> **DESCRIPTION OF THE TASK**: Omit all pictures. Copy the rest of the material exactly.
— BEGIN —
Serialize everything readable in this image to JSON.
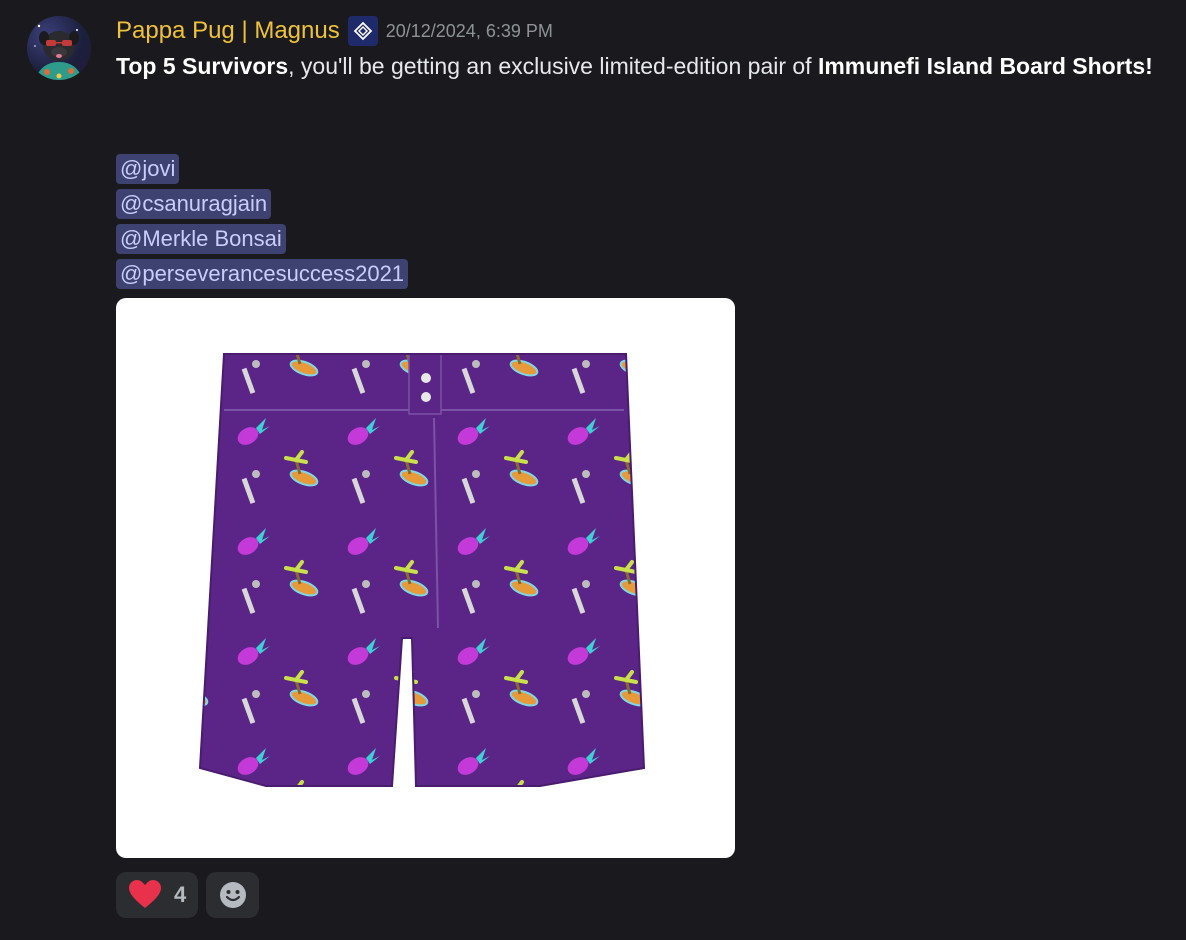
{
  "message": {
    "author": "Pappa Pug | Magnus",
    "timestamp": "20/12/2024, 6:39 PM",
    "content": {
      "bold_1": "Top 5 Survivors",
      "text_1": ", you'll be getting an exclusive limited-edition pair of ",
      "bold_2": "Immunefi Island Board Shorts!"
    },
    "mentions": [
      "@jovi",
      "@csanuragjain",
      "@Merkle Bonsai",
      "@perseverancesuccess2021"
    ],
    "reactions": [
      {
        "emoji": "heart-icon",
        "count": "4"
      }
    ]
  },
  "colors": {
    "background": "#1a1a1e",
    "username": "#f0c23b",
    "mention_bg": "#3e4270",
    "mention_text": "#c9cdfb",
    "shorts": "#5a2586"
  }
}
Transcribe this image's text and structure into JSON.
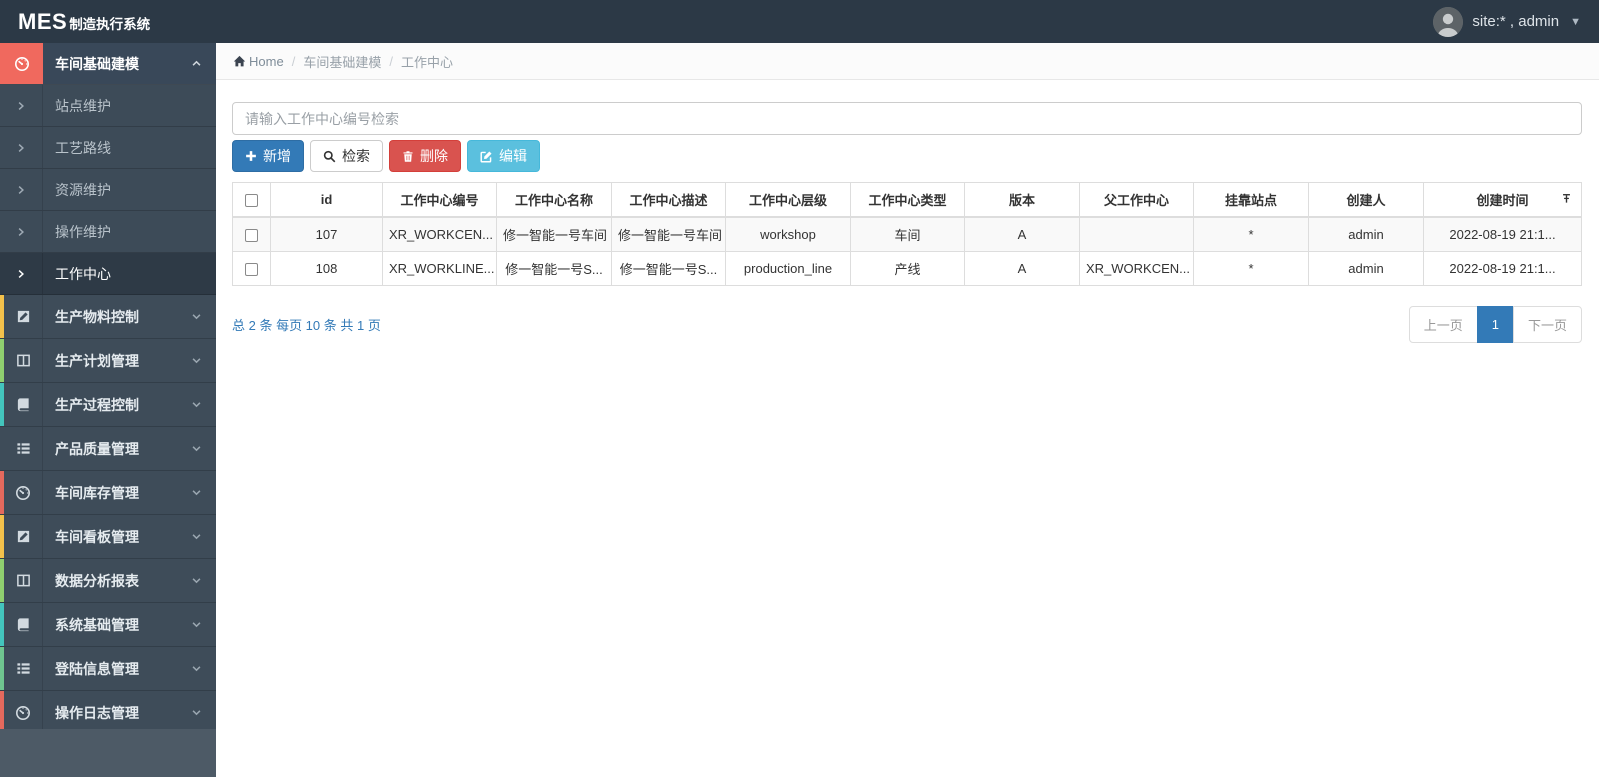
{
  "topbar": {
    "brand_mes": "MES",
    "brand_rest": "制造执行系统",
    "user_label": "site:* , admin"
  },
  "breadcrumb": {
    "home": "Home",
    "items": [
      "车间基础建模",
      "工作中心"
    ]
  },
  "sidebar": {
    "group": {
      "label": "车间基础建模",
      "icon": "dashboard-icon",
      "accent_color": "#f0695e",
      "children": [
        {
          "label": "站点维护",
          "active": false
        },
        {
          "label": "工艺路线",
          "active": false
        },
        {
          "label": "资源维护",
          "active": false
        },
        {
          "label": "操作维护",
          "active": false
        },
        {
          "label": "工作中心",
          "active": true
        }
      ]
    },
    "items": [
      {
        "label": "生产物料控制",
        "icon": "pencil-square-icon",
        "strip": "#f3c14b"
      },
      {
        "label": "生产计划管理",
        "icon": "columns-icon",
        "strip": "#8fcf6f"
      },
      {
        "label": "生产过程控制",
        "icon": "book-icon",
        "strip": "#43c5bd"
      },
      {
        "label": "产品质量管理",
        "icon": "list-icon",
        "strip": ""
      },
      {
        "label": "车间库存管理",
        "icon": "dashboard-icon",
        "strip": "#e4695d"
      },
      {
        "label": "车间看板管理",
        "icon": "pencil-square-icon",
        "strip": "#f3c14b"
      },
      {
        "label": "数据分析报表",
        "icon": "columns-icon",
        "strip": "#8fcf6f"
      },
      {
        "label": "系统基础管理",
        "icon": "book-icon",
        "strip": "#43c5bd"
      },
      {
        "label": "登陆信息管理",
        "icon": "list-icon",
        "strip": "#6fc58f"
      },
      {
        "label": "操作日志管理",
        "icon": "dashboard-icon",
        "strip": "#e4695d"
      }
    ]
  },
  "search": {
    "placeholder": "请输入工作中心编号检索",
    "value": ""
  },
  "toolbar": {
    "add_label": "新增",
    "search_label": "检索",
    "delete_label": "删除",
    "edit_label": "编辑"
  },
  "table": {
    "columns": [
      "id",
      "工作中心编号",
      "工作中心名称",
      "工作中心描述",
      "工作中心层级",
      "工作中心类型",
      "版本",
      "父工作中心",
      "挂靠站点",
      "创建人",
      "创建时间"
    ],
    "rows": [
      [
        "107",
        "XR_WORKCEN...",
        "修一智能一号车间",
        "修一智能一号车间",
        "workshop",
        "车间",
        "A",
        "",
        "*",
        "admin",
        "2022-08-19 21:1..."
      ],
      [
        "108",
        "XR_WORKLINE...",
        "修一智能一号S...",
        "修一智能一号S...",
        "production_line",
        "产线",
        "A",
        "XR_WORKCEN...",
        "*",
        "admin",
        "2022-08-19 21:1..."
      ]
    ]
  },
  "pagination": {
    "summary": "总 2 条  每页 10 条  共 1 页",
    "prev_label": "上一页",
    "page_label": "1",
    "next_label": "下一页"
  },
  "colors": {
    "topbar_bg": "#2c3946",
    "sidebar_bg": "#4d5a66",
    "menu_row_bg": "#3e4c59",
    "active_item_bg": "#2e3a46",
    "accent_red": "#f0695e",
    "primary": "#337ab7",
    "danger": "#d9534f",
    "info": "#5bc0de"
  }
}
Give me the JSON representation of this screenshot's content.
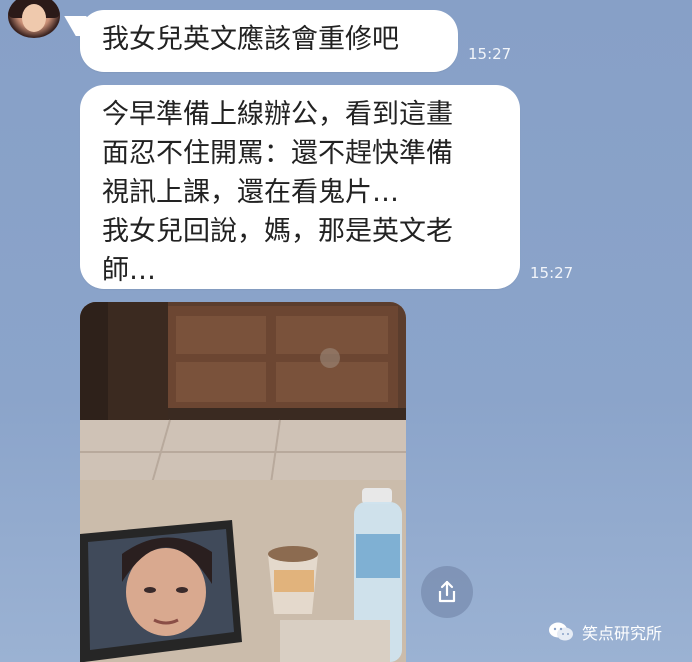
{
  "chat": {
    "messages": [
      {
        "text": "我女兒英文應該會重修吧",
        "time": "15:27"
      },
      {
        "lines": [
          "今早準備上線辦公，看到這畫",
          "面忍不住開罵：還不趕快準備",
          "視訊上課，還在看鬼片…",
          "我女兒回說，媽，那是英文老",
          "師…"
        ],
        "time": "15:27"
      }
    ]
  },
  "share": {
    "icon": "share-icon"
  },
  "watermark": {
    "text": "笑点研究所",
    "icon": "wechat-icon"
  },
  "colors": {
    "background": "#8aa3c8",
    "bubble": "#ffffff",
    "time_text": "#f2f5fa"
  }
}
— END —
> **WRITTEN ANSWER**:
Serialize everything readable in this image to JSON.
{
  "message": {
    "author": "Pappa Pug | Magnus",
    "timestamp": "20/12/2024, 6:39 PM",
    "content": {
      "bold_1": "Top 5 Survivors",
      "text_1": ", you'll be getting an exclusive limited-edition pair of ",
      "bold_2": "Immunefi Island Board Shorts!"
    },
    "mentions": [
      "@jovi",
      "@csanuragjain",
      "@Merkle Bonsai",
      "@perseverancesuccess2021"
    ],
    "reactions": [
      {
        "emoji": "heart-icon",
        "count": "4"
      }
    ]
  },
  "colors": {
    "background": "#1a1a1e",
    "username": "#f0c23b",
    "mention_bg": "#3e4270",
    "mention_text": "#c9cdfb",
    "shorts": "#5a2586"
  }
}
Transcribe this image's text and structure into JSON.
{
  "topbar": {
    "brand_mes": "MES",
    "brand_rest": "制造执行系统",
    "user_label": "site:* , admin"
  },
  "breadcrumb": {
    "home": "Home",
    "items": [
      "车间基础建模",
      "工作中心"
    ]
  },
  "sidebar": {
    "group": {
      "label": "车间基础建模",
      "icon": "dashboard-icon",
      "accent_color": "#f0695e",
      "children": [
        {
          "label": "站点维护",
          "active": false
        },
        {
          "label": "工艺路线",
          "active": false
        },
        {
          "label": "资源维护",
          "active": false
        },
        {
          "label": "操作维护",
          "active": false
        },
        {
          "label": "工作中心",
          "active": true
        }
      ]
    },
    "items": [
      {
        "label": "生产物料控制",
        "icon": "pencil-square-icon",
        "strip": "#f3c14b"
      },
      {
        "label": "生产计划管理",
        "icon": "columns-icon",
        "strip": "#8fcf6f"
      },
      {
        "label": "生产过程控制",
        "icon": "book-icon",
        "strip": "#43c5bd"
      },
      {
        "label": "产品质量管理",
        "icon": "list-icon",
        "strip": ""
      },
      {
        "label": "车间库存管理",
        "icon": "dashboard-icon",
        "strip": "#e4695d"
      },
      {
        "label": "车间看板管理",
        "icon": "pencil-square-icon",
        "strip": "#f3c14b"
      },
      {
        "label": "数据分析报表",
        "icon": "columns-icon",
        "strip": "#8fcf6f"
      },
      {
        "label": "系统基础管理",
        "icon": "book-icon",
        "strip": "#43c5bd"
      },
      {
        "label": "登陆信息管理",
        "icon": "list-icon",
        "strip": "#6fc58f"
      },
      {
        "label": "操作日志管理",
        "icon": "dashboard-icon",
        "strip": "#e4695d"
      }
    ]
  },
  "search": {
    "placeholder": "请输入工作中心编号检索",
    "value": ""
  },
  "toolbar": {
    "add_label": "新增",
    "search_label": "检索",
    "delete_label": "删除",
    "edit_label": "编辑"
  },
  "table": {
    "columns": [
      "id",
      "工作中心编号",
      "工作中心名称",
      "工作中心描述",
      "工作中心层级",
      "工作中心类型",
      "版本",
      "父工作中心",
      "挂靠站点",
      "创建人",
      "创建时间"
    ],
    "rows": [
      [
        "107",
        "XR_WORKCEN...",
        "修一智能一号车间",
        "修一智能一号车间",
        "workshop",
        "车间",
        "A",
        "",
        "*",
        "admin",
        "2022-08-19 21:1..."
      ],
      [
        "108",
        "XR_WORKLINE...",
        "修一智能一号S...",
        "修一智能一号S...",
        "production_line",
        "产线",
        "A",
        "XR_WORKCEN...",
        "*",
        "admin",
        "2022-08-19 21:1..."
      ]
    ]
  },
  "pagination": {
    "summary": "总 2 条  每页 10 条  共 1 页",
    "prev_label": "上一页",
    "page_label": "1",
    "next_label": "下一页"
  },
  "colors": {
    "topbar_bg": "#2c3946",
    "sidebar_bg": "#4d5a66",
    "menu_row_bg": "#3e4c59",
    "active_item_bg": "#2e3a46",
    "accent_red": "#f0695e",
    "primary": "#337ab7",
    "danger": "#d9534f",
    "info": "#5bc0de"
  }
}
Give me the JSON representation of this screenshot's content.
{
  "chat": {
    "messages": [
      {
        "text": "我女兒英文應該會重修吧",
        "time": "15:27"
      },
      {
        "lines": [
          "今早準備上線辦公，看到這畫",
          "面忍不住開罵：還不趕快準備",
          "視訊上課，還在看鬼片…",
          "我女兒回說，媽，那是英文老",
          "師…"
        ],
        "time": "15:27"
      }
    ]
  },
  "share": {
    "icon": "share-icon"
  },
  "watermark": {
    "text": "笑点研究所",
    "icon": "wechat-icon"
  },
  "colors": {
    "background": "#8aa3c8",
    "bubble": "#ffffff",
    "time_text": "#f2f5fa"
  }
}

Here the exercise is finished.